→ **Written exercise**: Transcribe the entries that follow exactly as they appear, minus pictures.
─── Provided material
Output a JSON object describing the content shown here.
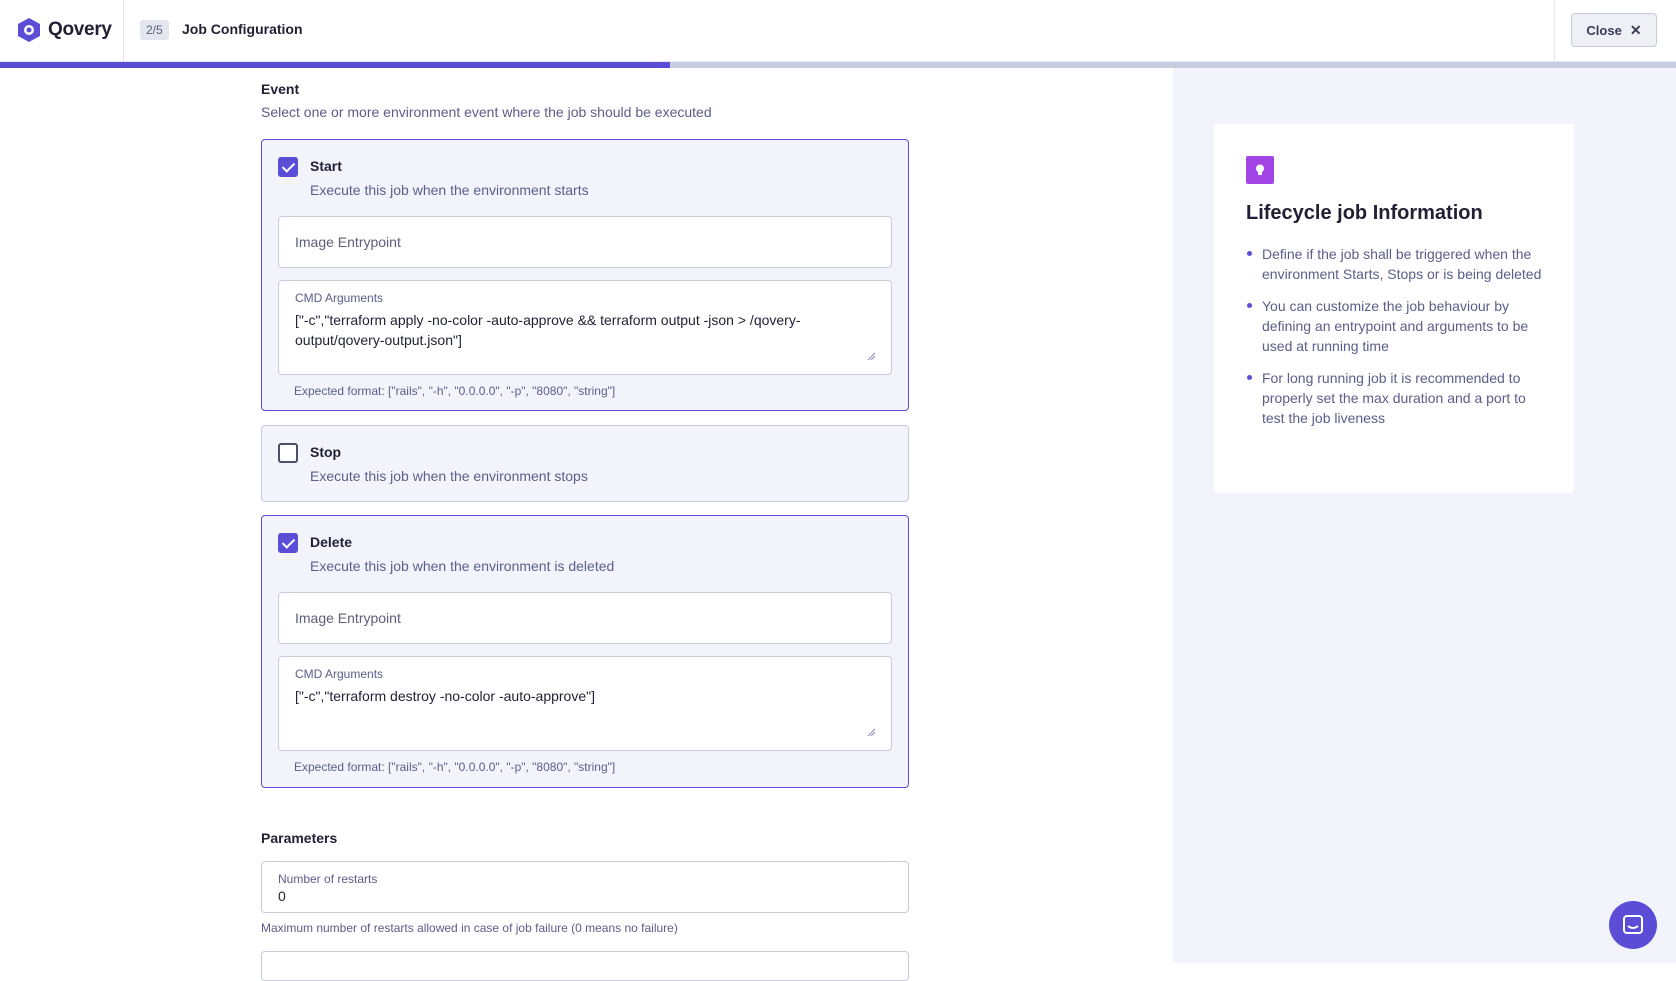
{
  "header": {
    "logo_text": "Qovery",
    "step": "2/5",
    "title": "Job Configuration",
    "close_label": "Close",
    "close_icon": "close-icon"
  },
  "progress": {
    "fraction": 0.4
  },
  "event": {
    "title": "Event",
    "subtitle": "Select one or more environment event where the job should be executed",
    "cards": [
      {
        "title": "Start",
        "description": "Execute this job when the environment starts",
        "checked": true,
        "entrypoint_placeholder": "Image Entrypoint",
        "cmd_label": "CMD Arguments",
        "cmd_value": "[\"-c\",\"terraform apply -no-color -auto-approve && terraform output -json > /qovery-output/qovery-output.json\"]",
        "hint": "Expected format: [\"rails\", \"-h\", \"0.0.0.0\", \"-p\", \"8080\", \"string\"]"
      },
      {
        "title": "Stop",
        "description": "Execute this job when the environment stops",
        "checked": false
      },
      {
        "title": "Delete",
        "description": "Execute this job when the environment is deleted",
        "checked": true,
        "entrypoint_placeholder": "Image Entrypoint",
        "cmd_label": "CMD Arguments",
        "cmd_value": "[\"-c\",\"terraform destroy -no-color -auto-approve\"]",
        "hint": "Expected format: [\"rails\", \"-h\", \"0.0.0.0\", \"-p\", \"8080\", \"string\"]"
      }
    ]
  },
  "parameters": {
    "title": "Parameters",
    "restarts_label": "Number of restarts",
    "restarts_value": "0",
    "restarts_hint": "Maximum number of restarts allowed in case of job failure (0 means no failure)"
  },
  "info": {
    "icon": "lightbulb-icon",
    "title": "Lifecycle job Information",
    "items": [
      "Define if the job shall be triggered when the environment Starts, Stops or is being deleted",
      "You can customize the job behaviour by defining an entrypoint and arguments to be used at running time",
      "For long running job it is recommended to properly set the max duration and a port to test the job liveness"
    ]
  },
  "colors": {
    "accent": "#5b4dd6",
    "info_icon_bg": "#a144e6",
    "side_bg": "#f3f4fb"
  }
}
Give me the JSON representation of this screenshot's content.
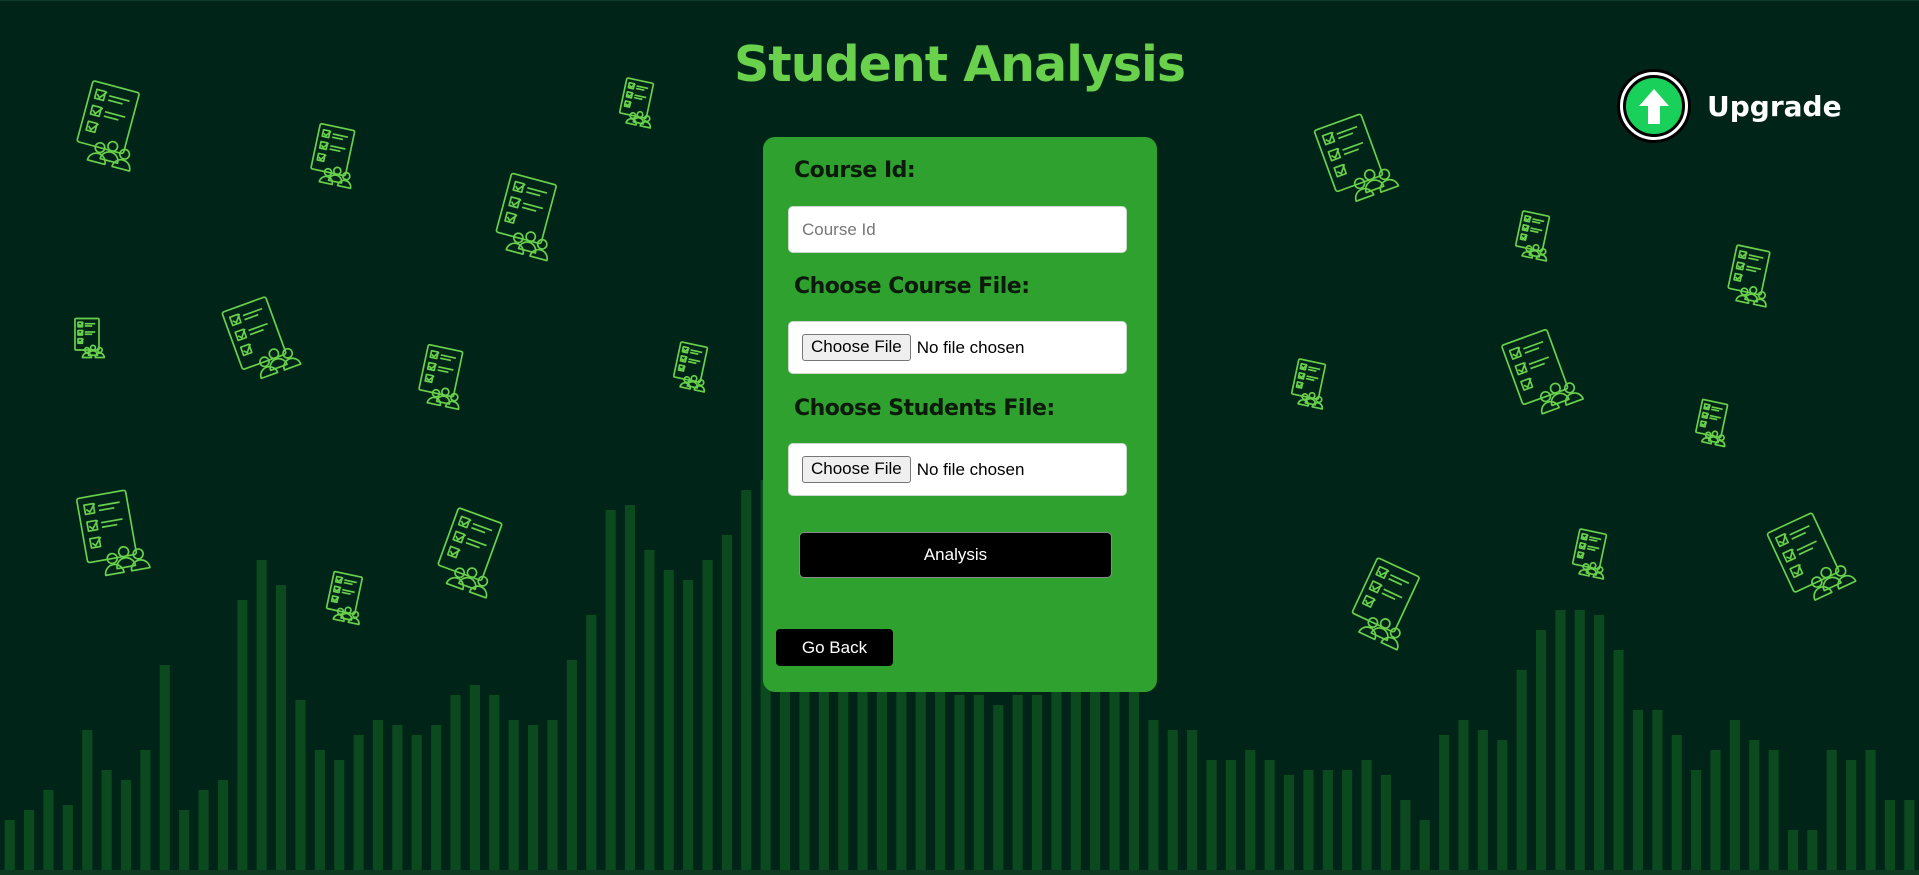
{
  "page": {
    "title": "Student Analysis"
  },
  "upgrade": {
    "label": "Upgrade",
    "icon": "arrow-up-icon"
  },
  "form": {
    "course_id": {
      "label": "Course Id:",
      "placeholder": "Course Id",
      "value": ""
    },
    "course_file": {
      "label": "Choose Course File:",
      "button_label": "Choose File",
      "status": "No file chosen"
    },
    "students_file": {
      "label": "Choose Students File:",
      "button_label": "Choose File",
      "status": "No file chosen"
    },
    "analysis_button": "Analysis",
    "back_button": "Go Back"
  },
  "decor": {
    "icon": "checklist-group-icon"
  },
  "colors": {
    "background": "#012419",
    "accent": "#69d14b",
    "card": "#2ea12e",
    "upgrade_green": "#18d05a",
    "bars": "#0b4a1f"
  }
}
──────
→ **Solution for this problem**:
Output a JSON object describing the content shown here.
{
  "header": {
    "logo_text": "Qovery",
    "step": "2/5",
    "title": "Job Configuration",
    "close_label": "Close",
    "close_icon": "close-icon"
  },
  "progress": {
    "fraction": 0.4
  },
  "event": {
    "title": "Event",
    "subtitle": "Select one or more environment event where the job should be executed",
    "cards": [
      {
        "title": "Start",
        "description": "Execute this job when the environment starts",
        "checked": true,
        "entrypoint_placeholder": "Image Entrypoint",
        "cmd_label": "CMD Arguments",
        "cmd_value": "[\"-c\",\"terraform apply -no-color -auto-approve && terraform output -json > /qovery-output/qovery-output.json\"]",
        "hint": "Expected format: [\"rails\", \"-h\", \"0.0.0.0\", \"-p\", \"8080\", \"string\"]"
      },
      {
        "title": "Stop",
        "description": "Execute this job when the environment stops",
        "checked": false
      },
      {
        "title": "Delete",
        "description": "Execute this job when the environment is deleted",
        "checked": true,
        "entrypoint_placeholder": "Image Entrypoint",
        "cmd_label": "CMD Arguments",
        "cmd_value": "[\"-c\",\"terraform destroy -no-color -auto-approve\"]",
        "hint": "Expected format: [\"rails\", \"-h\", \"0.0.0.0\", \"-p\", \"8080\", \"string\"]"
      }
    ]
  },
  "parameters": {
    "title": "Parameters",
    "restarts_label": "Number of restarts",
    "restarts_value": "0",
    "restarts_hint": "Maximum number of restarts allowed in case of job failure (0 means no failure)"
  },
  "info": {
    "icon": "lightbulb-icon",
    "title": "Lifecycle job Information",
    "items": [
      "Define if the job shall be triggered when the environment Starts, Stops or is being deleted",
      "You can customize the job behaviour by defining an entrypoint and arguments to be used at running time",
      "For long running job it is recommended to properly set the max duration and a port to test the job liveness"
    ]
  },
  "colors": {
    "accent": "#5b4dd6",
    "info_icon_bg": "#a144e6",
    "side_bg": "#f3f4fb"
  }
}
Give me the JSON representation of this screenshot's content.
{
  "page": {
    "title": "Student Analysis"
  },
  "upgrade": {
    "label": "Upgrade",
    "icon": "arrow-up-icon"
  },
  "form": {
    "course_id": {
      "label": "Course Id:",
      "placeholder": "Course Id",
      "value": ""
    },
    "course_file": {
      "label": "Choose Course File:",
      "button_label": "Choose File",
      "status": "No file chosen"
    },
    "students_file": {
      "label": "Choose Students File:",
      "button_label": "Choose File",
      "status": "No file chosen"
    },
    "analysis_button": "Analysis",
    "back_button": "Go Back"
  },
  "decor": {
    "icon": "checklist-group-icon"
  },
  "colors": {
    "background": "#012419",
    "accent": "#69d14b",
    "card": "#2ea12e",
    "upgrade_green": "#18d05a",
    "bars": "#0b4a1f"
  }
}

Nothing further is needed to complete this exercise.